Repeat the material in full. Keep every line exactly as it is.

══ THE DATA ══

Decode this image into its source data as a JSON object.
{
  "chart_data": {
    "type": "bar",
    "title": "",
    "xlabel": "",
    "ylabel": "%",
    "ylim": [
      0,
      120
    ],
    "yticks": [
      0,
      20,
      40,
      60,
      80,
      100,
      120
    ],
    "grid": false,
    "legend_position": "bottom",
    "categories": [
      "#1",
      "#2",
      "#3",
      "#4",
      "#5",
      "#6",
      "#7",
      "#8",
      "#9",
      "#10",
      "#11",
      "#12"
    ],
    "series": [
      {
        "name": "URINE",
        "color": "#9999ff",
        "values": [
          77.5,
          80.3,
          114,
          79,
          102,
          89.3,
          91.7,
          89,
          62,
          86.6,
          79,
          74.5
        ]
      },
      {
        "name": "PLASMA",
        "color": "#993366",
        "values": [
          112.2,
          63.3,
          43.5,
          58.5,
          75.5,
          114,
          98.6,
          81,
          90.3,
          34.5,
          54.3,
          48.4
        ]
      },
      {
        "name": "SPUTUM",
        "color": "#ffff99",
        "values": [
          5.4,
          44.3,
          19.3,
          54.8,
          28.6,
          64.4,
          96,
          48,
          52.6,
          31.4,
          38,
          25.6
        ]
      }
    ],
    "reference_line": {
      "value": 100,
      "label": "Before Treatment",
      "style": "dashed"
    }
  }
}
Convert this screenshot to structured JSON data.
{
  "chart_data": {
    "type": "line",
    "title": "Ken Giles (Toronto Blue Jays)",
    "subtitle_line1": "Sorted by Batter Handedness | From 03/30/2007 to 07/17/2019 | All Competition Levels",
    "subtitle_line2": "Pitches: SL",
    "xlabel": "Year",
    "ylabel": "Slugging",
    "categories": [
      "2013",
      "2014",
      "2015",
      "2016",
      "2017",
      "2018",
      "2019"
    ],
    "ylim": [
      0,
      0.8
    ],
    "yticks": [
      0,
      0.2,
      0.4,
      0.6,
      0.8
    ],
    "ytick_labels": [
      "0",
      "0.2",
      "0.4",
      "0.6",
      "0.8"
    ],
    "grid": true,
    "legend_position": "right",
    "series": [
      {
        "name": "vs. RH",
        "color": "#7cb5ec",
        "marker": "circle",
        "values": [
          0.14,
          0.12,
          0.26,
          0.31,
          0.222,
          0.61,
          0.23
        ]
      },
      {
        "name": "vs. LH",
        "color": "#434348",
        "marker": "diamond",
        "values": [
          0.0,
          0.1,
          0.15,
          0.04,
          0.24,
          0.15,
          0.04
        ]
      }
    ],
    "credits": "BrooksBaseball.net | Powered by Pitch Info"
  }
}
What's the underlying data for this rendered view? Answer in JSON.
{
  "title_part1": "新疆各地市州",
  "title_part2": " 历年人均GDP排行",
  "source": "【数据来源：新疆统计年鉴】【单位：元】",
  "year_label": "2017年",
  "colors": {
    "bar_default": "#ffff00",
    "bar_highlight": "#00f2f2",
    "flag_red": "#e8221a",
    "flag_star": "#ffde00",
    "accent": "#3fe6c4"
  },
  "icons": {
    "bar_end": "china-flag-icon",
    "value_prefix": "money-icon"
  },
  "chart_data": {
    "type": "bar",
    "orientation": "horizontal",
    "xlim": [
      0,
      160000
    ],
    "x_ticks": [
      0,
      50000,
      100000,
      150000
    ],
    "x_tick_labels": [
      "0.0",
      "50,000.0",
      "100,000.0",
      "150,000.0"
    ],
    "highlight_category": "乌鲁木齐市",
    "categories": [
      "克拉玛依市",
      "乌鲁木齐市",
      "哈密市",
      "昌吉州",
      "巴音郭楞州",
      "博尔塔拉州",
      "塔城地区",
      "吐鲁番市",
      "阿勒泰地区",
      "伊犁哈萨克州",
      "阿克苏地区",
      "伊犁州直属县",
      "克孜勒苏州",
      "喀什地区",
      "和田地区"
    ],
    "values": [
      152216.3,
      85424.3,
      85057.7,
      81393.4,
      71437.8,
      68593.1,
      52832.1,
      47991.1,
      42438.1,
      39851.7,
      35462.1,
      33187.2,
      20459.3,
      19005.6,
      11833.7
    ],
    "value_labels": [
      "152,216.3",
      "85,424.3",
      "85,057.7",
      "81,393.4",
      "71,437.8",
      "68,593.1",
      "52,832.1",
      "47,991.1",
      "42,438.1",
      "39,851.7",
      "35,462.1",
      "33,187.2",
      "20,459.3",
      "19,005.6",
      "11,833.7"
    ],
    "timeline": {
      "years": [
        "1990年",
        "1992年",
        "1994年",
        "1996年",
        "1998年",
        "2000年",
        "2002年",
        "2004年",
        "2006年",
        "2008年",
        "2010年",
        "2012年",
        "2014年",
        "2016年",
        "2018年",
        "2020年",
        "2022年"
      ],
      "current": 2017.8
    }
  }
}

═══

SOLVED EXERCISE:
Decode this image into its source data as a JSON object.
{
  "chart_data": {
    "type": "bar",
    "title": "",
    "xlabel": "",
    "ylabel": "%",
    "ylim": [
      0,
      120
    ],
    "yticks": [
      0,
      20,
      40,
      60,
      80,
      100,
      120
    ],
    "grid": false,
    "legend_position": "bottom",
    "categories": [
      "#1",
      "#2",
      "#3",
      "#4",
      "#5",
      "#6",
      "#7",
      "#8",
      "#9",
      "#10",
      "#11",
      "#12"
    ],
    "series": [
      {
        "name": "URINE",
        "color": "#9999ff",
        "values": [
          77.5,
          80.3,
          114,
          79,
          102,
          89.3,
          91.7,
          89,
          62,
          86.6,
          79,
          74.5
        ]
      },
      {
        "name": "PLASMA",
        "color": "#993366",
        "values": [
          112.2,
          63.3,
          43.5,
          58.5,
          75.5,
          114,
          98.6,
          81,
          90.3,
          34.5,
          54.3,
          48.4
        ]
      },
      {
        "name": "SPUTUM",
        "color": "#ffff99",
        "values": [
          5.4,
          44.3,
          19.3,
          54.8,
          28.6,
          64.4,
          96,
          48,
          52.6,
          31.4,
          38,
          25.6
        ]
      }
    ],
    "reference_line": {
      "value": 100,
      "label": "Before Treatment",
      "style": "dashed"
    }
  }
}
Convert this screenshot to structured JSON data.
{
  "chart_data": {
    "type": "line",
    "title": "Ken Giles (Toronto Blue Jays)",
    "subtitle_line1": "Sorted by Batter Handedness | From 03/30/2007 to 07/17/2019 | All Competition Levels",
    "subtitle_line2": "Pitches: SL",
    "xlabel": "Year",
    "ylabel": "Slugging",
    "categories": [
      "2013",
      "2014",
      "2015",
      "2016",
      "2017",
      "2018",
      "2019"
    ],
    "ylim": [
      0,
      0.8
    ],
    "yticks": [
      0,
      0.2,
      0.4,
      0.6,
      0.8
    ],
    "ytick_labels": [
      "0",
      "0.2",
      "0.4",
      "0.6",
      "0.8"
    ],
    "grid": true,
    "legend_position": "right",
    "series": [
      {
        "name": "vs. RH",
        "color": "#7cb5ec",
        "marker": "circle",
        "values": [
          0.14,
          0.12,
          0.26,
          0.31,
          0.222,
          0.61,
          0.23
        ]
      },
      {
        "name": "vs. LH",
        "color": "#434348",
        "marker": "diamond",
        "values": [
          0.0,
          0.1,
          0.15,
          0.04,
          0.24,
          0.15,
          0.04
        ]
      }
    ],
    "credits": "BrooksBaseball.net | Powered by Pitch Info"
  }
}
What's the underlying data for this rendered view? Answer in JSON.
{
  "title_part1": "新疆各地市州",
  "title_part2": " 历年人均GDP排行",
  "source": "【数据来源：新疆统计年鉴】【单位：元】",
  "year_label": "2017年",
  "colors": {
    "bar_default": "#ffff00",
    "bar_highlight": "#00f2f2",
    "flag_red": "#e8221a",
    "flag_star": "#ffde00",
    "accent": "#3fe6c4"
  },
  "icons": {
    "bar_end": "china-flag-icon",
    "value_prefix": "money-icon"
  },
  "chart_data": {
    "type": "bar",
    "orientation": "horizontal",
    "xlim": [
      0,
      160000
    ],
    "x_ticks": [
      0,
      50000,
      100000,
      150000
    ],
    "x_tick_labels": [
      "0.0",
      "50,000.0",
      "100,000.0",
      "150,000.0"
    ],
    "highlight_category": "乌鲁木齐市",
    "categories": [
      "克拉玛依市",
      "乌鲁木齐市",
      "哈密市",
      "昌吉州",
      "巴音郭楞州",
      "博尔塔拉州",
      "塔城地区",
      "吐鲁番市",
      "阿勒泰地区",
      "伊犁哈萨克州",
      "阿克苏地区",
      "伊犁州直属县",
      "克孜勒苏州",
      "喀什地区",
      "和田地区"
    ],
    "values": [
      152216.3,
      85424.3,
      85057.7,
      81393.4,
      71437.8,
      68593.1,
      52832.1,
      47991.1,
      42438.1,
      39851.7,
      35462.1,
      33187.2,
      20459.3,
      19005.6,
      11833.7
    ],
    "value_labels": [
      "152,216.3",
      "85,424.3",
      "85,057.7",
      "81,393.4",
      "71,437.8",
      "68,593.1",
      "52,832.1",
      "47,991.1",
      "42,438.1",
      "39,851.7",
      "35,462.1",
      "33,187.2",
      "20,459.3",
      "19,005.6",
      "11,833.7"
    ],
    "timeline": {
      "years": [
        "1990年",
        "1992年",
        "1994年",
        "1996年",
        "1998年",
        "2000年",
        "2002年",
        "2004年",
        "2006年",
        "2008年",
        "2010年",
        "2012年",
        "2014年",
        "2016年",
        "2018年",
        "2020年",
        "2022年"
      ],
      "current": 2017.8
    }
  }
}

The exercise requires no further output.